[Structured figure records]

☆ ☆ ☆

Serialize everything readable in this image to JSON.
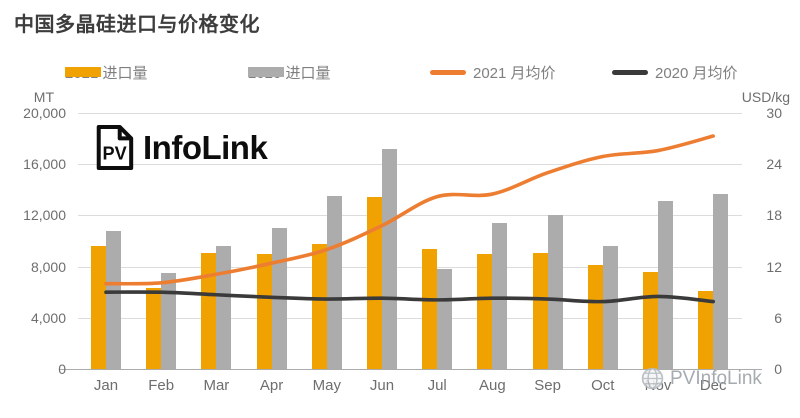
{
  "title": "中国多晶硅进口与价格变化",
  "legend": [
    {
      "label": "2021 进口量",
      "type": "bar",
      "color": "#F0A202"
    },
    {
      "label": "2020 进口量",
      "type": "bar",
      "color": "#ACACAC"
    },
    {
      "label": "2021 月均价",
      "type": "line",
      "color": "#ED7D31"
    },
    {
      "label": "2020 月均价",
      "type": "line",
      "color": "#3A3A3A"
    }
  ],
  "logo": {
    "badge": "PV",
    "name": "InfoLink"
  },
  "watermark": {
    "icon": "globe-icon",
    "text": "PVInfoLink"
  },
  "chart_data": {
    "type": "combo-bar-line",
    "categories": [
      "Jan",
      "Feb",
      "Mar",
      "Apr",
      "May",
      "Jun",
      "Jul",
      "Aug",
      "Sep",
      "Oct",
      "Nov",
      "Dec"
    ],
    "left_axis": {
      "label": "MT",
      "min": 0,
      "max": 20000,
      "ticks": [
        "20,000",
        "16,000",
        "12,000",
        "8,000",
        "4,000",
        "0"
      ]
    },
    "right_axis": {
      "label": "USD/kg",
      "min": 0,
      "max": 30,
      "ticks": [
        "30",
        "24",
        "18",
        "12",
        "6",
        "0"
      ]
    },
    "grid": true,
    "legend_position": "top",
    "series": [
      {
        "name": "2021 进口量",
        "type": "bar",
        "axis": "left",
        "color": "#F0A202",
        "values": [
          9600,
          6300,
          9100,
          9000,
          9800,
          13400,
          9400,
          9000,
          9100,
          8100,
          7600,
          6100
        ]
      },
      {
        "name": "2020 进口量",
        "type": "bar",
        "axis": "left",
        "color": "#ACACAC",
        "values": [
          10800,
          7500,
          9600,
          11000,
          13500,
          17200,
          7800,
          11400,
          12000,
          9600,
          13100,
          13700
        ]
      },
      {
        "name": "2021 月均价",
        "type": "line",
        "axis": "right",
        "color": "#ED7D31",
        "values": [
          10.0,
          10.1,
          11.1,
          12.4,
          14.0,
          16.8,
          20.2,
          20.5,
          23.0,
          24.9,
          25.6,
          27.3
        ]
      },
      {
        "name": "2020 月均价",
        "type": "line",
        "axis": "right",
        "color": "#3A3A3A",
        "values": [
          9.0,
          9.0,
          8.7,
          8.4,
          8.2,
          8.3,
          8.1,
          8.3,
          8.2,
          7.9,
          8.5,
          7.9
        ]
      }
    ]
  }
}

☆ ☆ ☆

## DESCRIPTION OF THE TASK
Replicate the material above verbatim; images stay out of the copy.

## CORRECT ANSWER
Serialize everything readable in this image to JSON.
{
  "title": "中国多晶硅进口与价格变化",
  "legend": [
    {
      "label": "2021 进口量",
      "type": "bar",
      "color": "#F0A202"
    },
    {
      "label": "2020 进口量",
      "type": "bar",
      "color": "#ACACAC"
    },
    {
      "label": "2021 月均价",
      "type": "line",
      "color": "#ED7D31"
    },
    {
      "label": "2020 月均价",
      "type": "line",
      "color": "#3A3A3A"
    }
  ],
  "logo": {
    "badge": "PV",
    "name": "InfoLink"
  },
  "watermark": {
    "icon": "globe-icon",
    "text": "PVInfoLink"
  },
  "chart_data": {
    "type": "combo-bar-line",
    "categories": [
      "Jan",
      "Feb",
      "Mar",
      "Apr",
      "May",
      "Jun",
      "Jul",
      "Aug",
      "Sep",
      "Oct",
      "Nov",
      "Dec"
    ],
    "left_axis": {
      "label": "MT",
      "min": 0,
      "max": 20000,
      "ticks": [
        "20,000",
        "16,000",
        "12,000",
        "8,000",
        "4,000",
        "0"
      ]
    },
    "right_axis": {
      "label": "USD/kg",
      "min": 0,
      "max": 30,
      "ticks": [
        "30",
        "24",
        "18",
        "12",
        "6",
        "0"
      ]
    },
    "grid": true,
    "legend_position": "top",
    "series": [
      {
        "name": "2021 进口量",
        "type": "bar",
        "axis": "left",
        "color": "#F0A202",
        "values": [
          9600,
          6300,
          9100,
          9000,
          9800,
          13400,
          9400,
          9000,
          9100,
          8100,
          7600,
          6100
        ]
      },
      {
        "name": "2020 进口量",
        "type": "bar",
        "axis": "left",
        "color": "#ACACAC",
        "values": [
          10800,
          7500,
          9600,
          11000,
          13500,
          17200,
          7800,
          11400,
          12000,
          9600,
          13100,
          13700
        ]
      },
      {
        "name": "2021 月均价",
        "type": "line",
        "axis": "right",
        "color": "#ED7D31",
        "values": [
          10.0,
          10.1,
          11.1,
          12.4,
          14.0,
          16.8,
          20.2,
          20.5,
          23.0,
          24.9,
          25.6,
          27.3
        ]
      },
      {
        "name": "2020 月均价",
        "type": "line",
        "axis": "right",
        "color": "#3A3A3A",
        "values": [
          9.0,
          9.0,
          8.7,
          8.4,
          8.2,
          8.3,
          8.1,
          8.3,
          8.2,
          7.9,
          8.5,
          7.9
        ]
      }
    ]
  }
}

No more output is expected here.